■ EXERCISE ■
Extract every record, exactly as written, and ignore the pictures.

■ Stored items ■
= = = = = = =

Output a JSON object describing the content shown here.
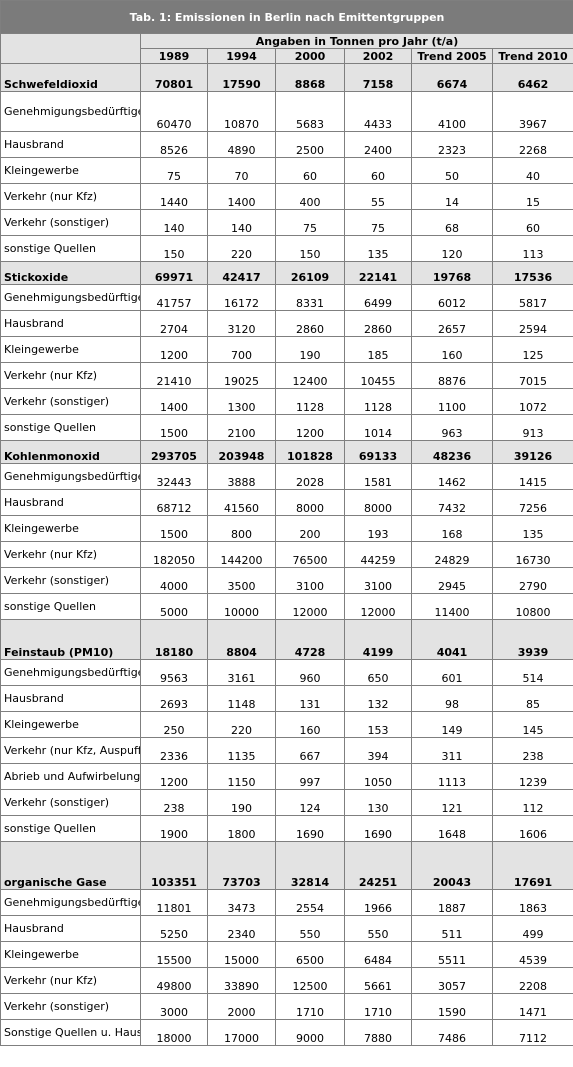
{
  "title": "Tab. 1: Emissionen in Berlin nach Emittentgruppen",
  "unit_header": "Angaben in Tonnen pro Jahr (t/a)",
  "years": [
    "1989",
    "1994",
    "2000",
    "2002",
    "Trend 2005",
    "Trend 2010"
  ],
  "groups": [
    {
      "name": "Schwefeldioxid",
      "total": [
        "70801",
        "17590",
        "8868",
        "7158",
        "6674",
        "6462"
      ],
      "rows": [
        {
          "label": "Genehmigungsbedürftige Anlagen",
          "values": [
            "60470",
            "10870",
            "5683",
            "4433",
            "4100",
            "3967"
          ]
        },
        {
          "label": "Hausbrand",
          "values": [
            "8526",
            "4890",
            "2500",
            "2400",
            "2323",
            "2268"
          ]
        },
        {
          "label": "Kleingewerbe",
          "values": [
            "75",
            "70",
            "60",
            "60",
            "50",
            "40"
          ]
        },
        {
          "label": "Verkehr (nur Kfz)",
          "values": [
            "1440",
            "1400",
            "400",
            "55",
            "14",
            "15"
          ]
        },
        {
          "label": "Verkehr (sonstiger)",
          "values": [
            "140",
            "140",
            "75",
            "75",
            "68",
            "60"
          ]
        },
        {
          "label": "sonstige Quellen",
          "values": [
            "150",
            "220",
            "150",
            "135",
            "120",
            "113"
          ]
        }
      ]
    },
    {
      "name": "Stickoxide",
      "total": [
        "69971",
        "42417",
        "26109",
        "22141",
        "19768",
        "17536"
      ],
      "rows": [
        {
          "label": "Genehmigungsbedürftige Anlagen",
          "values": [
            "41757",
            "16172",
            "8331",
            "6499",
            "6012",
            "5817"
          ]
        },
        {
          "label": "Hausbrand",
          "values": [
            "2704",
            "3120",
            "2860",
            "2860",
            "2657",
            "2594"
          ]
        },
        {
          "label": "Kleingewerbe",
          "values": [
            "1200",
            "700",
            "190",
            "185",
            "160",
            "125"
          ]
        },
        {
          "label": "Verkehr (nur Kfz)",
          "values": [
            "21410",
            "19025",
            "12400",
            "10455",
            "8876",
            "7015"
          ]
        },
        {
          "label": "Verkehr (sonstiger)",
          "values": [
            "1400",
            "1300",
            "1128",
            "1128",
            "1100",
            "1072"
          ]
        },
        {
          "label": "sonstige Quellen",
          "values": [
            "1500",
            "2100",
            "1200",
            "1014",
            "963",
            "913"
          ]
        }
      ]
    },
    {
      "name": "Kohlenmonoxid",
      "total": [
        "293705",
        "203948",
        "101828",
        "69133",
        "48236",
        "39126"
      ],
      "rows": [
        {
          "label": "Genehmigungsbedürftige Anlagen",
          "values": [
            "32443",
            "3888",
            "2028",
            "1581",
            "1462",
            "1415"
          ]
        },
        {
          "label": "Hausbrand",
          "values": [
            "68712",
            "41560",
            "8000",
            "8000",
            "7432",
            "7256"
          ]
        },
        {
          "label": "Kleingewerbe",
          "values": [
            "1500",
            "800",
            "200",
            "193",
            "168",
            "135"
          ]
        },
        {
          "label": "Verkehr (nur Kfz)",
          "values": [
            "182050",
            "144200",
            "76500",
            "44259",
            "24829",
            "16730"
          ]
        },
        {
          "label": "Verkehr (sonstiger)",
          "values": [
            "4000",
            "3500",
            "3100",
            "3100",
            "2945",
            "2790"
          ]
        },
        {
          "label": "sonstige Quellen",
          "values": [
            "5000",
            "10000",
            "12000",
            "12000",
            "11400",
            "10800"
          ]
        }
      ]
    },
    {
      "name": "Feinstaub (PM10)",
      "total": [
        "18180",
        "8804",
        "4728",
        "4199",
        "4041",
        "3939"
      ],
      "rows": [
        {
          "label": "Genehmigungsbedürftige Anlagen",
          "values": [
            "9563",
            "3161",
            "960",
            "650",
            "601",
            "514"
          ]
        },
        {
          "label": "Hausbrand",
          "values": [
            "2693",
            "1148",
            "131",
            "132",
            "98",
            "85"
          ]
        },
        {
          "label": "Kleingewerbe",
          "values": [
            "250",
            "220",
            "160",
            "153",
            "149",
            "145"
          ]
        },
        {
          "label": "Verkehr (nur Kfz, Auspuff)",
          "values": [
            "2336",
            "1135",
            "667",
            "394",
            "311",
            "238"
          ]
        },
        {
          "label": "Abrieb und Aufwirbelung durch Kfz-Verkehr",
          "values": [
            "1200",
            "1150",
            "997",
            "1050",
            "1113",
            "1239"
          ]
        },
        {
          "label": "Verkehr (sonstiger)",
          "values": [
            "238",
            "190",
            "124",
            "130",
            "121",
            "112"
          ]
        },
        {
          "label": "sonstige Quellen",
          "values": [
            "1900",
            "1800",
            "1690",
            "1690",
            "1648",
            "1606"
          ]
        }
      ]
    },
    {
      "name": "organische Gase",
      "total": [
        "103351",
        "73703",
        "32814",
        "24251",
        "20043",
        "17691"
      ],
      "rows": [
        {
          "label": "Genehmigungsbedürftige Anlagen",
          "values": [
            "11801",
            "3473",
            "2554",
            "1966",
            "1887",
            "1863"
          ]
        },
        {
          "label": "Hausbrand",
          "values": [
            "5250",
            "2340",
            "550",
            "550",
            "511",
            "499"
          ]
        },
        {
          "label": "Kleingewerbe",
          "values": [
            "15500",
            "15000",
            "6500",
            "6484",
            "5511",
            "4539"
          ]
        },
        {
          "label": "Verkehr (nur Kfz)",
          "values": [
            "49800",
            "33890",
            "12500",
            "5661",
            "3057",
            "2208"
          ]
        },
        {
          "label": "Verkehr (sonstiger)",
          "values": [
            "3000",
            "2000",
            "1710",
            "1710",
            "1590",
            "1471"
          ]
        },
        {
          "label": "Sonstige Quellen u. Haushalte",
          "values": [
            "18000",
            "17000",
            "9000",
            "7880",
            "7486",
            "7112"
          ]
        }
      ]
    }
  ]
}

= = = = = = =

■ THE ANSWER ■
Output a JSON object describing the content shown here.
{
  "title": "Tab. 1: Emissionen in Berlin nach Emittentgruppen",
  "unit_header": "Angaben in Tonnen pro Jahr (t/a)",
  "years": [
    "1989",
    "1994",
    "2000",
    "2002",
    "Trend 2005",
    "Trend 2010"
  ],
  "groups": [
    {
      "name": "Schwefeldioxid",
      "total": [
        "70801",
        "17590",
        "8868",
        "7158",
        "6674",
        "6462"
      ],
      "rows": [
        {
          "label": "Genehmigungsbedürftige Anlagen",
          "values": [
            "60470",
            "10870",
            "5683",
            "4433",
            "4100",
            "3967"
          ]
        },
        {
          "label": "Hausbrand",
          "values": [
            "8526",
            "4890",
            "2500",
            "2400",
            "2323",
            "2268"
          ]
        },
        {
          "label": "Kleingewerbe",
          "values": [
            "75",
            "70",
            "60",
            "60",
            "50",
            "40"
          ]
        },
        {
          "label": "Verkehr (nur Kfz)",
          "values": [
            "1440",
            "1400",
            "400",
            "55",
            "14",
            "15"
          ]
        },
        {
          "label": "Verkehr (sonstiger)",
          "values": [
            "140",
            "140",
            "75",
            "75",
            "68",
            "60"
          ]
        },
        {
          "label": "sonstige Quellen",
          "values": [
            "150",
            "220",
            "150",
            "135",
            "120",
            "113"
          ]
        }
      ]
    },
    {
      "name": "Stickoxide",
      "total": [
        "69971",
        "42417",
        "26109",
        "22141",
        "19768",
        "17536"
      ],
      "rows": [
        {
          "label": "Genehmigungsbedürftige Anlagen",
          "values": [
            "41757",
            "16172",
            "8331",
            "6499",
            "6012",
            "5817"
          ]
        },
        {
          "label": "Hausbrand",
          "values": [
            "2704",
            "3120",
            "2860",
            "2860",
            "2657",
            "2594"
          ]
        },
        {
          "label": "Kleingewerbe",
          "values": [
            "1200",
            "700",
            "190",
            "185",
            "160",
            "125"
          ]
        },
        {
          "label": "Verkehr (nur Kfz)",
          "values": [
            "21410",
            "19025",
            "12400",
            "10455",
            "8876",
            "7015"
          ]
        },
        {
          "label": "Verkehr (sonstiger)",
          "values": [
            "1400",
            "1300",
            "1128",
            "1128",
            "1100",
            "1072"
          ]
        },
        {
          "label": "sonstige Quellen",
          "values": [
            "1500",
            "2100",
            "1200",
            "1014",
            "963",
            "913"
          ]
        }
      ]
    },
    {
      "name": "Kohlenmonoxid",
      "total": [
        "293705",
        "203948",
        "101828",
        "69133",
        "48236",
        "39126"
      ],
      "rows": [
        {
          "label": "Genehmigungsbedürftige Anlagen",
          "values": [
            "32443",
            "3888",
            "2028",
            "1581",
            "1462",
            "1415"
          ]
        },
        {
          "label": "Hausbrand",
          "values": [
            "68712",
            "41560",
            "8000",
            "8000",
            "7432",
            "7256"
          ]
        },
        {
          "label": "Kleingewerbe",
          "values": [
            "1500",
            "800",
            "200",
            "193",
            "168",
            "135"
          ]
        },
        {
          "label": "Verkehr (nur Kfz)",
          "values": [
            "182050",
            "144200",
            "76500",
            "44259",
            "24829",
            "16730"
          ]
        },
        {
          "label": "Verkehr (sonstiger)",
          "values": [
            "4000",
            "3500",
            "3100",
            "3100",
            "2945",
            "2790"
          ]
        },
        {
          "label": "sonstige Quellen",
          "values": [
            "5000",
            "10000",
            "12000",
            "12000",
            "11400",
            "10800"
          ]
        }
      ]
    },
    {
      "name": "Feinstaub (PM10)",
      "total": [
        "18180",
        "8804",
        "4728",
        "4199",
        "4041",
        "3939"
      ],
      "rows": [
        {
          "label": "Genehmigungsbedürftige Anlagen",
          "values": [
            "9563",
            "3161",
            "960",
            "650",
            "601",
            "514"
          ]
        },
        {
          "label": "Hausbrand",
          "values": [
            "2693",
            "1148",
            "131",
            "132",
            "98",
            "85"
          ]
        },
        {
          "label": "Kleingewerbe",
          "values": [
            "250",
            "220",
            "160",
            "153",
            "149",
            "145"
          ]
        },
        {
          "label": "Verkehr (nur Kfz, Auspuff)",
          "values": [
            "2336",
            "1135",
            "667",
            "394",
            "311",
            "238"
          ]
        },
        {
          "label": "Abrieb und Aufwirbelung durch Kfz-Verkehr",
          "values": [
            "1200",
            "1150",
            "997",
            "1050",
            "1113",
            "1239"
          ]
        },
        {
          "label": "Verkehr (sonstiger)",
          "values": [
            "238",
            "190",
            "124",
            "130",
            "121",
            "112"
          ]
        },
        {
          "label": "sonstige Quellen",
          "values": [
            "1900",
            "1800",
            "1690",
            "1690",
            "1648",
            "1606"
          ]
        }
      ]
    },
    {
      "name": "organische Gase",
      "total": [
        "103351",
        "73703",
        "32814",
        "24251",
        "20043",
        "17691"
      ],
      "rows": [
        {
          "label": "Genehmigungsbedürftige Anlagen",
          "values": [
            "11801",
            "3473",
            "2554",
            "1966",
            "1887",
            "1863"
          ]
        },
        {
          "label": "Hausbrand",
          "values": [
            "5250",
            "2340",
            "550",
            "550",
            "511",
            "499"
          ]
        },
        {
          "label": "Kleingewerbe",
          "values": [
            "15500",
            "15000",
            "6500",
            "6484",
            "5511",
            "4539"
          ]
        },
        {
          "label": "Verkehr (nur Kfz)",
          "values": [
            "49800",
            "33890",
            "12500",
            "5661",
            "3057",
            "2208"
          ]
        },
        {
          "label": "Verkehr (sonstiger)",
          "values": [
            "3000",
            "2000",
            "1710",
            "1710",
            "1590",
            "1471"
          ]
        },
        {
          "label": "Sonstige Quellen u. Haushalte",
          "values": [
            "18000",
            "17000",
            "9000",
            "7880",
            "7486",
            "7112"
          ]
        }
      ]
    }
  ]
}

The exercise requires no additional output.